◆ **PROVIDED INFORMATION**:
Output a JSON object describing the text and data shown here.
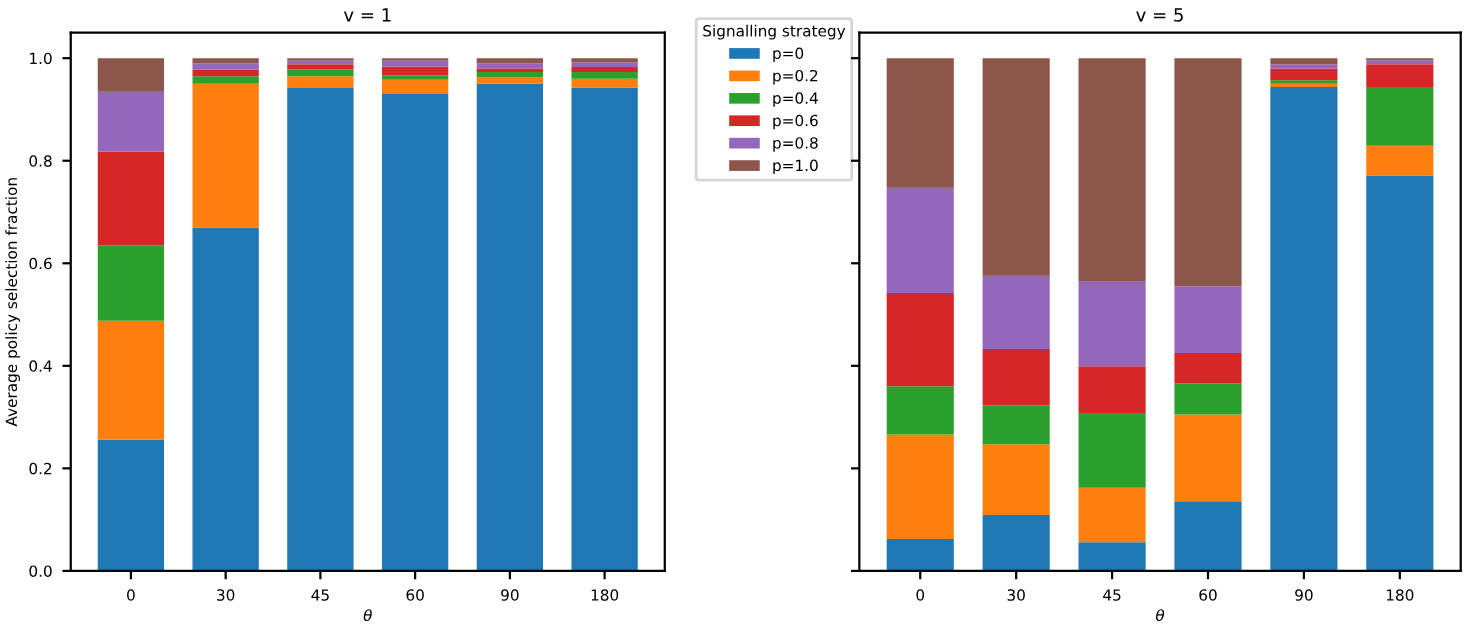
{
  "chart_data": [
    {
      "type": "bar",
      "stacked": true,
      "title": "v = 1",
      "xlabel": "θ",
      "ylabel": "Average policy selection fraction",
      "categories": [
        "0",
        "30",
        "45",
        "60",
        "90",
        "180"
      ],
      "ylim": [
        0,
        1.05
      ],
      "yticks": [
        {
          "value": 0,
          "label": "0.0"
        },
        {
          "value": 0.2,
          "label": "0.2"
        },
        {
          "value": 0.4,
          "label": "0.4"
        },
        {
          "value": 0.6,
          "label": "0.6"
        },
        {
          "value": 0.8,
          "label": "0.8"
        },
        {
          "value": 1.0,
          "label": "1.0"
        }
      ],
      "legend": "right",
      "legend_title": "Signalling strategy",
      "grid": false,
      "series": [
        {
          "name": "p=0",
          "color": "#1f77b4",
          "values": [
            0.256,
            0.67,
            0.942,
            0.93,
            0.95,
            0.943
          ]
        },
        {
          "name": "p=0.2",
          "color": "#ff7f0e",
          "values": [
            0.232,
            0.28,
            0.023,
            0.028,
            0.013,
            0.017
          ]
        },
        {
          "name": "p=0.4",
          "color": "#2ca02c",
          "values": [
            0.147,
            0.015,
            0.013,
            0.008,
            0.01,
            0.013
          ]
        },
        {
          "name": "p=0.6",
          "color": "#d62728",
          "values": [
            0.183,
            0.013,
            0.01,
            0.018,
            0.007,
            0.01
          ]
        },
        {
          "name": "p=0.8",
          "color": "#9467bd",
          "values": [
            0.118,
            0.012,
            0.007,
            0.011,
            0.01,
            0.009
          ]
        },
        {
          "name": "p=1.0",
          "color": "#8c564b",
          "values": [
            0.064,
            0.01,
            0.005,
            0.005,
            0.01,
            0.008
          ]
        }
      ]
    },
    {
      "type": "bar",
      "stacked": true,
      "title": "v = 5",
      "xlabel": "θ",
      "categories": [
        "0",
        "30",
        "45",
        "60",
        "90",
        "180"
      ],
      "ylim": [
        0,
        1.05
      ],
      "yticks": [
        {
          "value": 0,
          "label": null
        },
        {
          "value": 0.2,
          "label": null
        },
        {
          "value": 0.4,
          "label": null
        },
        {
          "value": 0.6,
          "label": null
        },
        {
          "value": 0.8,
          "label": null
        },
        {
          "value": 1.0,
          "label": null
        }
      ],
      "tick_labels": "x",
      "grid": false,
      "series": [
        {
          "color": "#1f77b4",
          "values": [
            0.062,
            0.109,
            0.056,
            0.136,
            0.944,
            0.771
          ]
        },
        {
          "color": "#ff7f0e",
          "values": [
            0.204,
            0.138,
            0.106,
            0.169,
            0.006,
            0.058
          ]
        },
        {
          "color": "#2ca02c",
          "values": [
            0.094,
            0.076,
            0.146,
            0.061,
            0.007,
            0.115
          ]
        },
        {
          "color": "#d62728",
          "values": [
            0.182,
            0.11,
            0.091,
            0.059,
            0.023,
            0.044
          ]
        },
        {
          "color": "#9467bd",
          "values": [
            0.207,
            0.144,
            0.165,
            0.13,
            0.008,
            0.008
          ]
        },
        {
          "color": "#8c564b",
          "values": [
            0.251,
            0.423,
            0.436,
            0.445,
            0.012,
            0.004
          ]
        }
      ]
    }
  ]
}
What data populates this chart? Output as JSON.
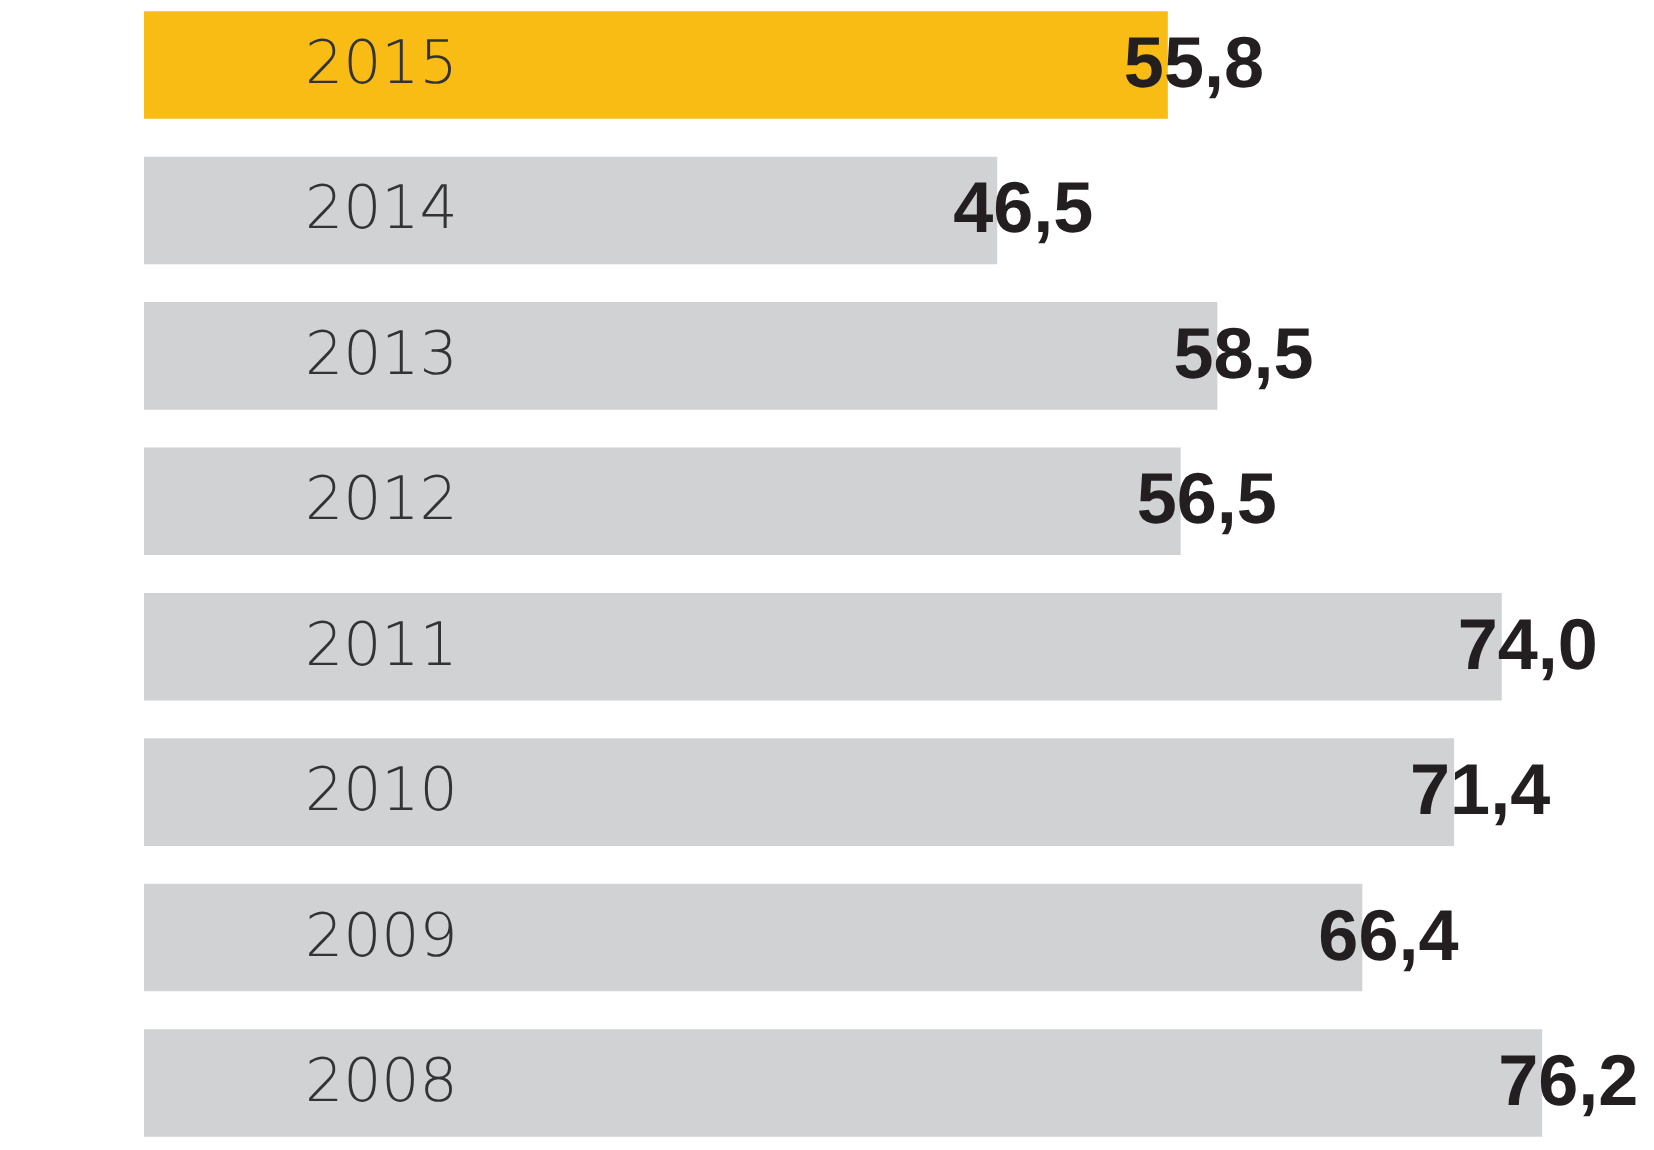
{
  "chart_data": {
    "type": "bar",
    "orientation": "horizontal",
    "categories": [
      "2015",
      "2014",
      "2013",
      "2012",
      "2011",
      "2010",
      "2009",
      "2008"
    ],
    "values": [
      55.8,
      46.5,
      58.5,
      56.5,
      74.0,
      71.4,
      66.4,
      76.2
    ],
    "colors": [
      "#f9bc15",
      "#d1d2d4",
      "#d1d2d4",
      "#d1d2d4",
      "#d1d2d4",
      "#d1d2d4",
      "#d1d2d4",
      "#d1d2d4"
    ],
    "value_labels": [
      "55,8",
      "46,5",
      "58,5",
      "56,5",
      "74,0",
      "71,4",
      "66,4",
      "76,2"
    ]
  }
}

◆ **EXERCISE INSTRUCTIONS**: Repeat the material above in full and unchanged, minus its images.

◆ **COMPLETED TASK**:
Output a JSON object describing the text and data shown here.
{
  "chart_data": [
    {
      "type": "bar",
      "stacked": true,
      "title": "v = 1",
      "xlabel": "θ",
      "ylabel": "Average policy selection fraction",
      "categories": [
        "0",
        "30",
        "45",
        "60",
        "90",
        "180"
      ],
      "ylim": [
        0,
        1.05
      ],
      "yticks": [
        {
          "value": 0,
          "label": "0.0"
        },
        {
          "value": 0.2,
          "label": "0.2"
        },
        {
          "value": 0.4,
          "label": "0.4"
        },
        {
          "value": 0.6,
          "label": "0.6"
        },
        {
          "value": 0.8,
          "label": "0.8"
        },
        {
          "value": 1.0,
          "label": "1.0"
        }
      ],
      "legend": "right",
      "legend_title": "Signalling strategy",
      "grid": false,
      "series": [
        {
          "name": "p=0",
          "color": "#1f77b4",
          "values": [
            0.256,
            0.67,
            0.942,
            0.93,
            0.95,
            0.943
          ]
        },
        {
          "name": "p=0.2",
          "color": "#ff7f0e",
          "values": [
            0.232,
            0.28,
            0.023,
            0.028,
            0.013,
            0.017
          ]
        },
        {
          "name": "p=0.4",
          "color": "#2ca02c",
          "values": [
            0.147,
            0.015,
            0.013,
            0.008,
            0.01,
            0.013
          ]
        },
        {
          "name": "p=0.6",
          "color": "#d62728",
          "values": [
            0.183,
            0.013,
            0.01,
            0.018,
            0.007,
            0.01
          ]
        },
        {
          "name": "p=0.8",
          "color": "#9467bd",
          "values": [
            0.118,
            0.012,
            0.007,
            0.011,
            0.01,
            0.009
          ]
        },
        {
          "name": "p=1.0",
          "color": "#8c564b",
          "values": [
            0.064,
            0.01,
            0.005,
            0.005,
            0.01,
            0.008
          ]
        }
      ]
    },
    {
      "type": "bar",
      "stacked": true,
      "title": "v = 5",
      "xlabel": "θ",
      "categories": [
        "0",
        "30",
        "45",
        "60",
        "90",
        "180"
      ],
      "ylim": [
        0,
        1.05
      ],
      "yticks": [
        {
          "value": 0,
          "label": null
        },
        {
          "value": 0.2,
          "label": null
        },
        {
          "value": 0.4,
          "label": null
        },
        {
          "value": 0.6,
          "label": null
        },
        {
          "value": 0.8,
          "label": null
        },
        {
          "value": 1.0,
          "label": null
        }
      ],
      "tick_labels": "x",
      "grid": false,
      "series": [
        {
          "color": "#1f77b4",
          "values": [
            0.062,
            0.109,
            0.056,
            0.136,
            0.944,
            0.771
          ]
        },
        {
          "color": "#ff7f0e",
          "values": [
            0.204,
            0.138,
            0.106,
            0.169,
            0.006,
            0.058
          ]
        },
        {
          "color": "#2ca02c",
          "values": [
            0.094,
            0.076,
            0.146,
            0.061,
            0.007,
            0.115
          ]
        },
        {
          "color": "#d62728",
          "values": [
            0.182,
            0.11,
            0.091,
            0.059,
            0.023,
            0.044
          ]
        },
        {
          "color": "#9467bd",
          "values": [
            0.207,
            0.144,
            0.165,
            0.13,
            0.008,
            0.008
          ]
        },
        {
          "color": "#8c564b",
          "values": [
            0.251,
            0.423,
            0.436,
            0.445,
            0.012,
            0.004
          ]
        }
      ]
    }
  ]
}
What data populates this chart? Output as JSON.
{
  "chart_data": {
    "type": "bar",
    "orientation": "horizontal",
    "categories": [
      "2015",
      "2014",
      "2013",
      "2012",
      "2011",
      "2010",
      "2009",
      "2008"
    ],
    "values": [
      55.8,
      46.5,
      58.5,
      56.5,
      74.0,
      71.4,
      66.4,
      76.2
    ],
    "colors": [
      "#f9bc15",
      "#d1d2d4",
      "#d1d2d4",
      "#d1d2d4",
      "#d1d2d4",
      "#d1d2d4",
      "#d1d2d4",
      "#d1d2d4"
    ],
    "value_labels": [
      "55,8",
      "46,5",
      "58,5",
      "56,5",
      "74,0",
      "71,4",
      "66,4",
      "76,2"
    ]
  }
}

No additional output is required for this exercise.